### Problem to solve
State how many lines contain the string "true", and write nothing else.

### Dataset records
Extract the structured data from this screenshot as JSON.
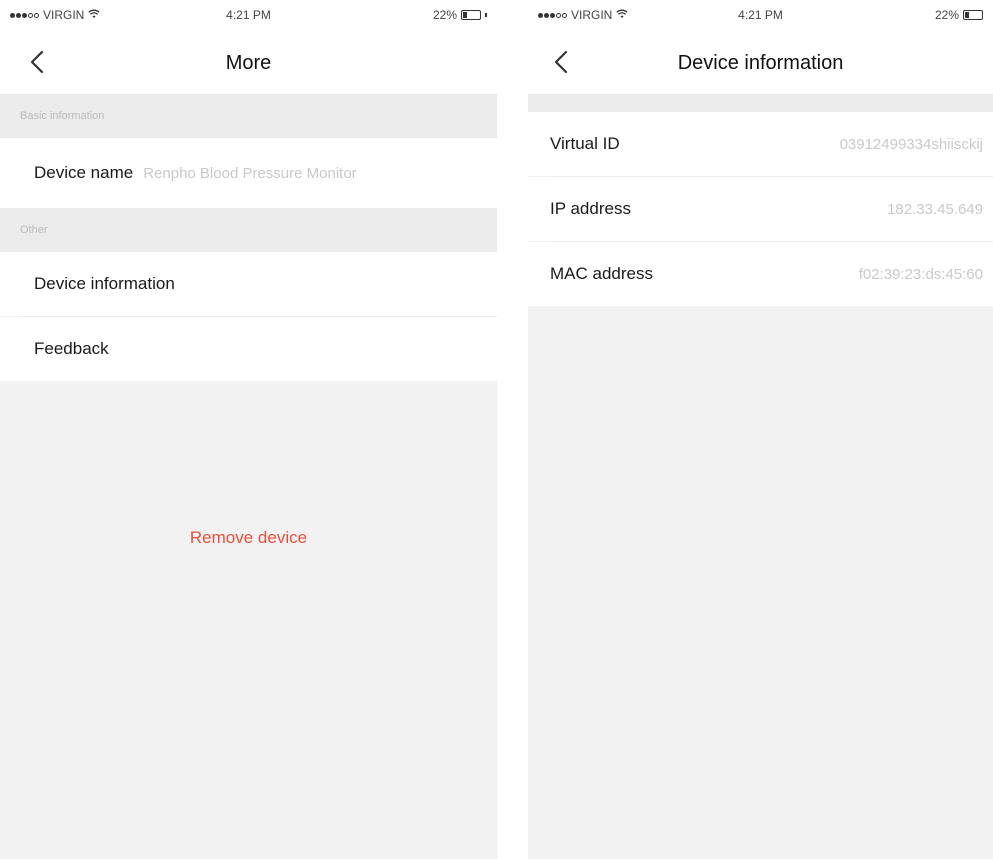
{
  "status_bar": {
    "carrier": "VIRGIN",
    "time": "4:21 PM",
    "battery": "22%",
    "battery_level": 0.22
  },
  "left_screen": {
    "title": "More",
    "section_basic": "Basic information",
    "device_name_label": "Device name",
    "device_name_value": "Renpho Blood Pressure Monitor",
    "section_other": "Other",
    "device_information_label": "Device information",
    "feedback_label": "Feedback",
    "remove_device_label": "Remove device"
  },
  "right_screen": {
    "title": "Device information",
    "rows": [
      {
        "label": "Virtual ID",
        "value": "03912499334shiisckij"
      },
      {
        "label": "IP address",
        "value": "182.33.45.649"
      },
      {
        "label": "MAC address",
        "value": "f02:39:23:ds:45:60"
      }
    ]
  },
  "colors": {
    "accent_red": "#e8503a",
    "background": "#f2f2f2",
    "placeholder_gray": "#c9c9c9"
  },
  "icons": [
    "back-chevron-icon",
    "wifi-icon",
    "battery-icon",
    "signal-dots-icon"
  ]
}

* * *

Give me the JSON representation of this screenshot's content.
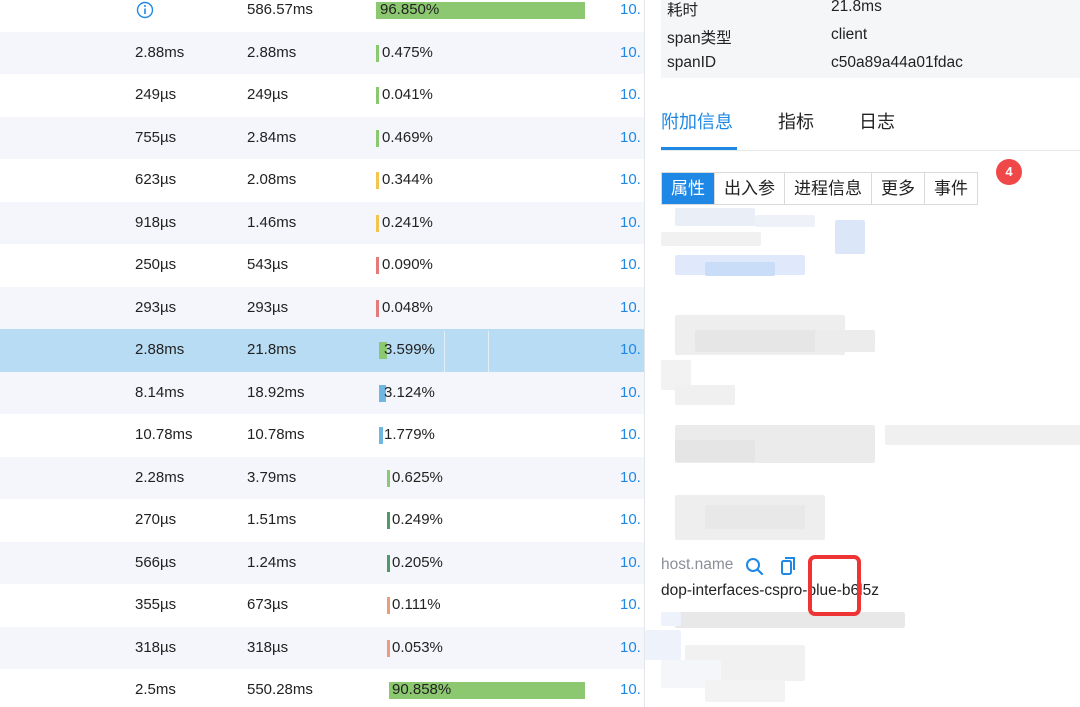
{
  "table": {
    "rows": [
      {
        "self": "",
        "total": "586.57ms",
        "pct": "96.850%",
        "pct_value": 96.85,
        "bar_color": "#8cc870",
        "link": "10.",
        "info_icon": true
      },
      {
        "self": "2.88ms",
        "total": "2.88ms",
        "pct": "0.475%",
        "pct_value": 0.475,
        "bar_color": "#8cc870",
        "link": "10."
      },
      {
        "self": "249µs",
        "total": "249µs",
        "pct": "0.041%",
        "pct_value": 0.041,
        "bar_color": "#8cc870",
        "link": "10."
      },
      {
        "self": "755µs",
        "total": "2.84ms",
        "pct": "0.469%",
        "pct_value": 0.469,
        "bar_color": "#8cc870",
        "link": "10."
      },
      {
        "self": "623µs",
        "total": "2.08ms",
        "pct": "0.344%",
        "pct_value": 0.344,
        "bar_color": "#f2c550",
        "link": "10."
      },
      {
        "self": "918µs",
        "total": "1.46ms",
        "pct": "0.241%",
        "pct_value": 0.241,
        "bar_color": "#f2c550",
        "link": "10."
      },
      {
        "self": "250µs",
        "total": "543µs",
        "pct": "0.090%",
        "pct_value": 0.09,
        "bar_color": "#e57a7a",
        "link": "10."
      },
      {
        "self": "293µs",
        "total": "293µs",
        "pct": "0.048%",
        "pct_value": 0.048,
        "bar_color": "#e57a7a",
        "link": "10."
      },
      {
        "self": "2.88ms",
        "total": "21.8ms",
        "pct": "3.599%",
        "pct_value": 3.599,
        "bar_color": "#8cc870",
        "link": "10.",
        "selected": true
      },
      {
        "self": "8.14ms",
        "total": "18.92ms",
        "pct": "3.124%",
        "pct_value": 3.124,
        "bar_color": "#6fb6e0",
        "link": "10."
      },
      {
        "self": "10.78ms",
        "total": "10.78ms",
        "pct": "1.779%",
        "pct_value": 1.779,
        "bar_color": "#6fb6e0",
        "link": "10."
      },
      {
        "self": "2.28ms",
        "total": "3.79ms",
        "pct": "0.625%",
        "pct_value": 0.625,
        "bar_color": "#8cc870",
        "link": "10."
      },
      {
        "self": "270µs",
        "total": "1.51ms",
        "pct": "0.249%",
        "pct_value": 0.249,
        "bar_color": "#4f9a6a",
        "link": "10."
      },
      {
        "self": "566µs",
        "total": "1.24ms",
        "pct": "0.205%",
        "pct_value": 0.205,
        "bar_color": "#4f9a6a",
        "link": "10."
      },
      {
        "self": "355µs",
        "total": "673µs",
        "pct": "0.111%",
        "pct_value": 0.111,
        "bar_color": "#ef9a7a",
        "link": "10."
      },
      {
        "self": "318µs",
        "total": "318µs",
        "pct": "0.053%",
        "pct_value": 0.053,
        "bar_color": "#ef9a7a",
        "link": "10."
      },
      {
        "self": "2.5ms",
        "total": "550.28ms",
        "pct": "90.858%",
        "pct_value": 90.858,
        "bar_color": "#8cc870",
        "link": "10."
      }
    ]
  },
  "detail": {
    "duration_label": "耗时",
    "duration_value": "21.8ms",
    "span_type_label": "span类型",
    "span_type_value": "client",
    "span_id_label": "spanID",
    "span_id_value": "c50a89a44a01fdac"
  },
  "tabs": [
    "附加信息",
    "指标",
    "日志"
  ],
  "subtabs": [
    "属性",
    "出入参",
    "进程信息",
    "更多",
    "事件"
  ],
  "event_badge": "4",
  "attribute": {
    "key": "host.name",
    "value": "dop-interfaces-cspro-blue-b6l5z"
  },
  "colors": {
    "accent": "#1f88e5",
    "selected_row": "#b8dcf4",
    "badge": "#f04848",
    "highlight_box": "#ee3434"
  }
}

...

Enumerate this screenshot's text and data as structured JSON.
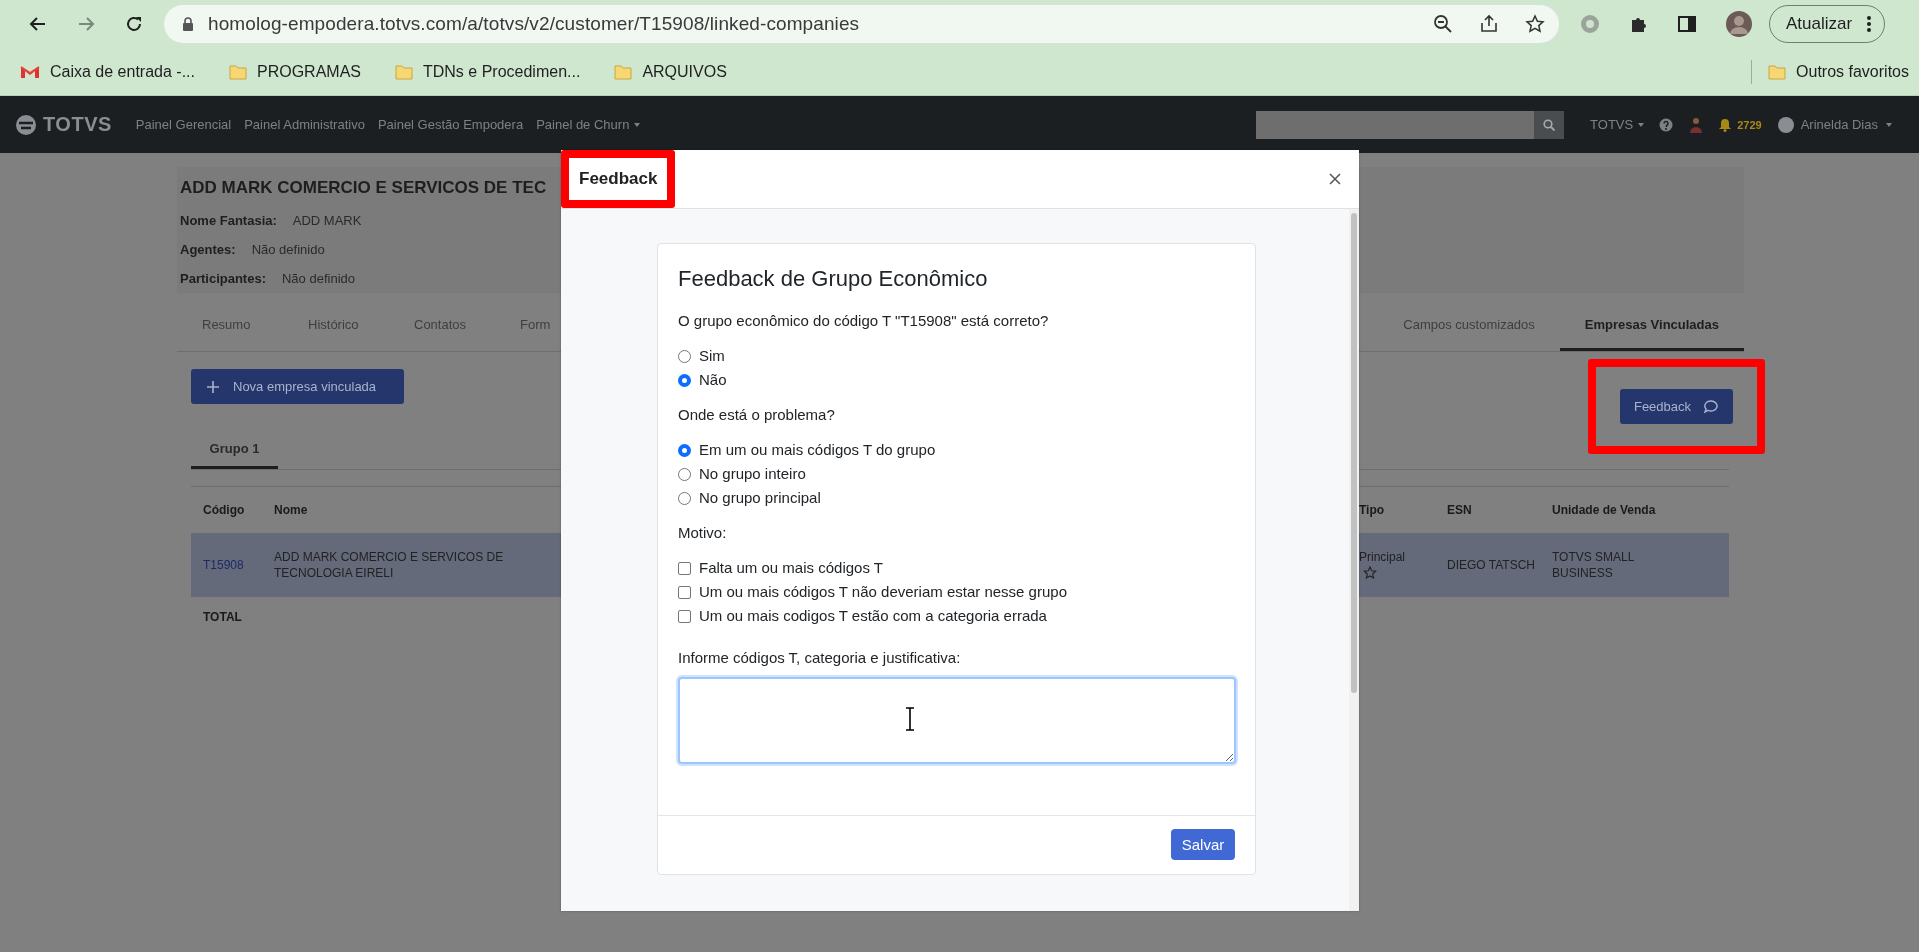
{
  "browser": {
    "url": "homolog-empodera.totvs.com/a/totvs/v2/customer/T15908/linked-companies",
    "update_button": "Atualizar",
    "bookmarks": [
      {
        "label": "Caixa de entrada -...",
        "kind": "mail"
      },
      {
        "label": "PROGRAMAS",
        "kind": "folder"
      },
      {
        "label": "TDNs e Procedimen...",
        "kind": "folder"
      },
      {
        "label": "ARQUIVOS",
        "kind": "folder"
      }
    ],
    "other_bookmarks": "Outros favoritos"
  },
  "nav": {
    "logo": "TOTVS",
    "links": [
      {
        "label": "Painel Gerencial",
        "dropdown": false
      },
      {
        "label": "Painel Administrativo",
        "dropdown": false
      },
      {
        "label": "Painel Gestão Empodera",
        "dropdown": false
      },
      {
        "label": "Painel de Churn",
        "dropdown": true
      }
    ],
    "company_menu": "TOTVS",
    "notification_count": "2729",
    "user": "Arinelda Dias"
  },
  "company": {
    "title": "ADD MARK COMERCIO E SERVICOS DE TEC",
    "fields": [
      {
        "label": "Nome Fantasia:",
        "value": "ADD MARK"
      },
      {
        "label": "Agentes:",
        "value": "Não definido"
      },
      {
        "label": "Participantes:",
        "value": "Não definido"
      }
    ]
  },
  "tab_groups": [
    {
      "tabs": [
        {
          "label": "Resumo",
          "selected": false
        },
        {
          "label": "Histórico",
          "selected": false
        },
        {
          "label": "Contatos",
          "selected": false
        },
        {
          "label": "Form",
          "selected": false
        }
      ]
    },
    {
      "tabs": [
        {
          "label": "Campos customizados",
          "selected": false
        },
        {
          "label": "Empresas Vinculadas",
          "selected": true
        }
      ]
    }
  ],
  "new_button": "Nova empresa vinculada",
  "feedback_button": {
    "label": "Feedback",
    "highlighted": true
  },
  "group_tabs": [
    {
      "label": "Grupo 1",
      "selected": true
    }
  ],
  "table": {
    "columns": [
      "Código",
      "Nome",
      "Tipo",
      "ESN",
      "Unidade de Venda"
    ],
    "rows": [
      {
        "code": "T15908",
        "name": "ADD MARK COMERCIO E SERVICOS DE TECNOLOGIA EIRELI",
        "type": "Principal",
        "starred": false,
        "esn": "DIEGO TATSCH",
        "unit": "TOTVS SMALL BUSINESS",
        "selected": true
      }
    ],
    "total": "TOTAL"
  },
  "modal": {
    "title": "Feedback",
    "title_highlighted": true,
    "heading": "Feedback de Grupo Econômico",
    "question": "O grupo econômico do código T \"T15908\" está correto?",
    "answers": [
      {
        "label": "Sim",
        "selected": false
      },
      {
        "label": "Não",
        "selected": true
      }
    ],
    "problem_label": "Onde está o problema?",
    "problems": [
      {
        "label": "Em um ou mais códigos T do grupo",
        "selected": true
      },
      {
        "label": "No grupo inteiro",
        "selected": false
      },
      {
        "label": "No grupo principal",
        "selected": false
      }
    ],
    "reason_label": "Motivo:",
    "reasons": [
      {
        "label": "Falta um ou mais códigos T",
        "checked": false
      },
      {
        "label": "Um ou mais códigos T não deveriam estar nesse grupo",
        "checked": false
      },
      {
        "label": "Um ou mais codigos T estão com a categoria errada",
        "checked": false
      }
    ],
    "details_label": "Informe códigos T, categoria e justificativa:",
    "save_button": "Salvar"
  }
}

### Result below
10